TASK DIRECTIONS =>
Return all of the items below verbatim, line for line, leaving out the pictures.
=== DATA EXTRACT ===
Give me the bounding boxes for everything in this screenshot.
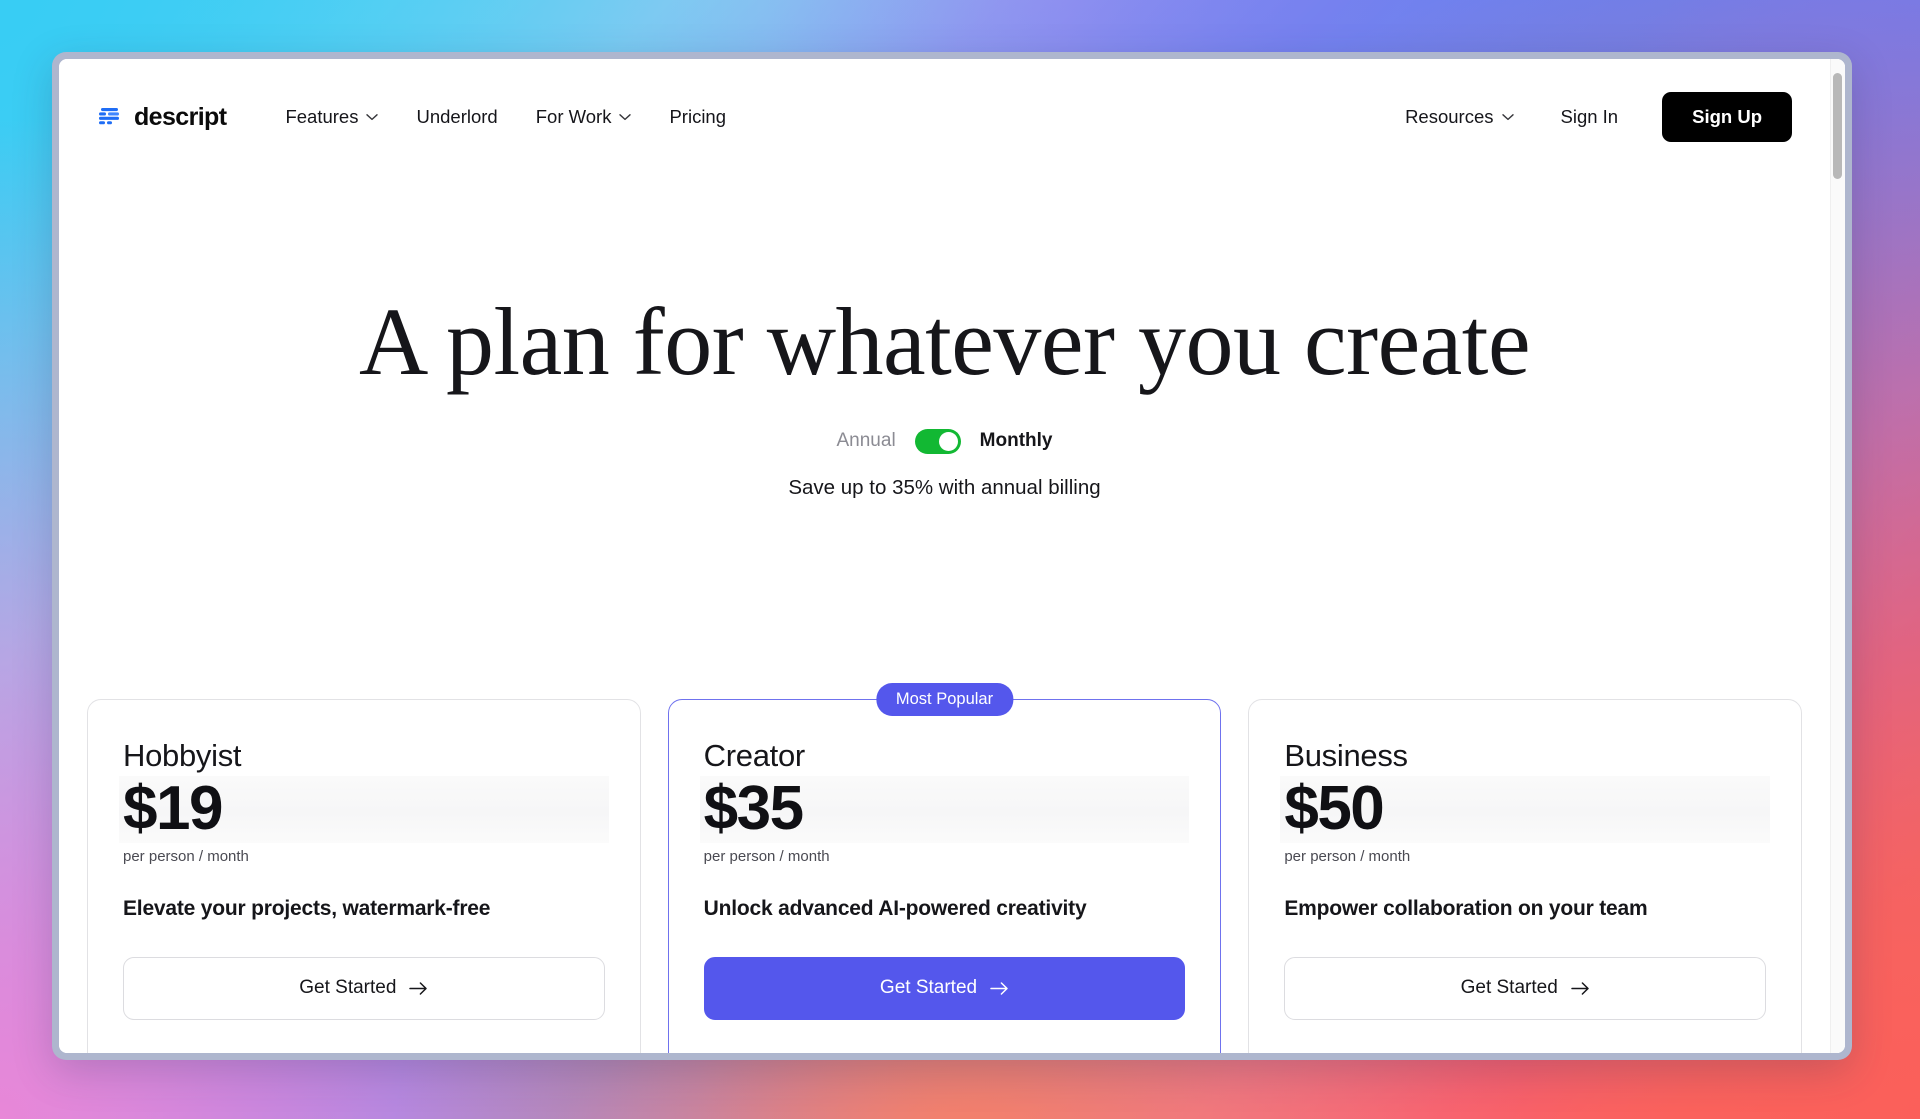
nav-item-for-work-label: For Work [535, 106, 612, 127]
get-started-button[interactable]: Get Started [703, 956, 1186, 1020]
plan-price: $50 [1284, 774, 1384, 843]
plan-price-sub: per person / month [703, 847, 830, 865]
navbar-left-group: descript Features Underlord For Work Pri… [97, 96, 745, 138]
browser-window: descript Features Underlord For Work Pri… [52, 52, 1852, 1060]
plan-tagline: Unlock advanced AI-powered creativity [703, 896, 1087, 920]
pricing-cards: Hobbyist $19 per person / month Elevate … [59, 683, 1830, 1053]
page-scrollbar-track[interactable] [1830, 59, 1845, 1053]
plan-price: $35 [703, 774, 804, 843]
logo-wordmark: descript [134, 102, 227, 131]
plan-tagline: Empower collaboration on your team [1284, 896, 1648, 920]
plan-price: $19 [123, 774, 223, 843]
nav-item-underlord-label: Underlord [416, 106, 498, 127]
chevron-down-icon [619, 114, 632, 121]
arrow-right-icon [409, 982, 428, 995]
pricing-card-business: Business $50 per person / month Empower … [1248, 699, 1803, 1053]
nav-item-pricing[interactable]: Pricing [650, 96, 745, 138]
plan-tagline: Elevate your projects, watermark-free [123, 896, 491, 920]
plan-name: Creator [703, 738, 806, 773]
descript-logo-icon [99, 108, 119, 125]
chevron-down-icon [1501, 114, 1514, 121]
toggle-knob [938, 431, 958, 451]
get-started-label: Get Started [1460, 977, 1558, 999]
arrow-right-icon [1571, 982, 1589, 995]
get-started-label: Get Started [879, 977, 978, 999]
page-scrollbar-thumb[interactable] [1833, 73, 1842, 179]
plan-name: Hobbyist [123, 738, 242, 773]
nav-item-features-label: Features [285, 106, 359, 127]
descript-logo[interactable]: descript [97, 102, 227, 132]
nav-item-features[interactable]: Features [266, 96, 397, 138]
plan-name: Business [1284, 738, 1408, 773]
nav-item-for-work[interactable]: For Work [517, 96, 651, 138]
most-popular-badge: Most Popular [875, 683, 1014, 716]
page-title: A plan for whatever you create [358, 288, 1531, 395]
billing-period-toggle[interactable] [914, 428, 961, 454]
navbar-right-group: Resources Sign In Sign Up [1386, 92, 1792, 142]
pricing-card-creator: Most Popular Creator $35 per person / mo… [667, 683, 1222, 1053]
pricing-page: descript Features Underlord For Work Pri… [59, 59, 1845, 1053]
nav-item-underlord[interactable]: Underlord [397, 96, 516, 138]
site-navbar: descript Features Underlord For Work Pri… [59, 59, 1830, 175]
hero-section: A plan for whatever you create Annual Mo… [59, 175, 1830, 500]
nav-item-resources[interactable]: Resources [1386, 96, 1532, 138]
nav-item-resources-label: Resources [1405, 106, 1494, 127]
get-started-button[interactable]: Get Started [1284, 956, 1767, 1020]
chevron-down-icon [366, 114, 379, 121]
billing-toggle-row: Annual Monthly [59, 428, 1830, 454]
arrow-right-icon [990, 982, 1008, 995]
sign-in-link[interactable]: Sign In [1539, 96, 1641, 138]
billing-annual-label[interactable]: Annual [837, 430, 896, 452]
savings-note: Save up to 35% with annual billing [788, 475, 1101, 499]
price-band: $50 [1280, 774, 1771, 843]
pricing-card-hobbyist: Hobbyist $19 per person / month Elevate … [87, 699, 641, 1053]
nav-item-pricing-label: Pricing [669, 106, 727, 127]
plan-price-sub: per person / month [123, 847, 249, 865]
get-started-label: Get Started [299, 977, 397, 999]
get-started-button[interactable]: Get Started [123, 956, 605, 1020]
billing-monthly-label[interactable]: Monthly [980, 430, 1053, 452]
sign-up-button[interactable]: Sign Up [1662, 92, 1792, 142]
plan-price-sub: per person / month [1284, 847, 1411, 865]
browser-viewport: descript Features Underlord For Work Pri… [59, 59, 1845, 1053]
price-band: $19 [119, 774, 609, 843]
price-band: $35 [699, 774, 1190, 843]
===
EXERCISE OUTPUT =>
Give me the bounding boxes for everything in this screenshot.
nav-item-for-work-label: For Work [535, 106, 612, 127]
get-started-button[interactable]: Get Started [703, 956, 1186, 1020]
plan-price: $50 [1284, 774, 1384, 843]
plan-price-sub: per person / month [703, 847, 830, 865]
navbar-left-group: descript Features Underlord For Work Pri… [97, 96, 745, 138]
browser-window: descript Features Underlord For Work Pri… [52, 52, 1852, 1060]
plan-tagline: Unlock advanced AI-powered creativity [703, 896, 1087, 920]
pricing-cards: Hobbyist $19 per person / month Elevate … [59, 683, 1830, 1053]
page-scrollbar-track[interactable] [1830, 59, 1845, 1053]
plan-price: $35 [703, 774, 804, 843]
logo-wordmark: descript [134, 102, 227, 131]
plan-tagline: Empower collaboration on your team [1284, 896, 1648, 920]
plan-price: $19 [123, 774, 223, 843]
nav-item-underlord-label: Underlord [416, 106, 498, 127]
chevron-down-icon [619, 114, 632, 121]
arrow-right-icon [409, 982, 428, 995]
pricing-card-business: Business $50 per person / month Empower … [1248, 699, 1803, 1053]
nav-item-pricing[interactable]: Pricing [650, 96, 745, 138]
plan-tagline: Elevate your projects, watermark-free [123, 896, 491, 920]
plan-name: Creator [703, 738, 806, 773]
descript-logo-icon [99, 108, 119, 125]
chevron-down-icon [1501, 114, 1514, 121]
toggle-knob [938, 431, 958, 451]
get-started-label: Get Started [1460, 977, 1558, 999]
arrow-right-icon [1571, 982, 1589, 995]
get-started-label: Get Started [879, 977, 978, 999]
page-scrollbar-thumb[interactable] [1833, 73, 1842, 179]
plan-name: Hobbyist [123, 738, 242, 773]
nav-item-features-label: Features [285, 106, 359, 127]
descript-logo[interactable]: descript [97, 102, 227, 132]
nav-item-features[interactable]: Features [266, 96, 397, 138]
plan-name: Business [1284, 738, 1408, 773]
nav-item-for-work[interactable]: For Work [517, 96, 651, 138]
most-popular-badge: Most Popular [875, 683, 1014, 716]
page-title: A plan for whatever you create [358, 288, 1531, 395]
billing-period-toggle[interactable] [914, 428, 961, 454]
navbar-right-group: Resources Sign In Sign Up [1386, 92, 1792, 142]
pricing-card-creator: Most Popular Creator $35 per person / mo… [667, 683, 1222, 1053]
pricing-page: descript Features Underlord For Work Pri… [59, 59, 1845, 1053]
nav-item-underlord[interactable]: Underlord [397, 96, 516, 138]
site-navbar: descript Features Underlord For Work Pri… [59, 59, 1830, 175]
hero-section: A plan for whatever you create Annual Mo… [59, 175, 1830, 500]
nav-item-resources[interactable]: Resources [1386, 96, 1532, 138]
nav-item-resources-label: Resources [1405, 106, 1494, 127]
get-started-button[interactable]: Get Started [1284, 956, 1767, 1020]
chevron-down-icon [366, 114, 379, 121]
billing-toggle-row: Annual Monthly [59, 428, 1830, 454]
arrow-right-icon [990, 982, 1008, 995]
sign-in-link[interactable]: Sign In [1539, 96, 1641, 138]
billing-annual-label[interactable]: Annual [837, 430, 896, 452]
savings-note: Save up to 35% with annual billing [788, 475, 1101, 499]
price-band: $50 [1280, 774, 1771, 843]
pricing-card-hobbyist: Hobbyist $19 per person / month Elevate … [87, 699, 641, 1053]
nav-item-pricing-label: Pricing [669, 106, 727, 127]
plan-price-sub: per person / month [123, 847, 249, 865]
get-started-label: Get Started [299, 977, 397, 999]
get-started-button[interactable]: Get Started [123, 956, 605, 1020]
billing-monthly-label[interactable]: Monthly [980, 430, 1053, 452]
sign-up-button[interactable]: Sign Up [1662, 92, 1792, 142]
plan-price-sub: per person / month [1284, 847, 1411, 865]
browser-viewport: descript Features Underlord For Work Pri… [59, 59, 1845, 1053]
price-band: $19 [119, 774, 609, 843]
price-band: $35 [699, 774, 1190, 843]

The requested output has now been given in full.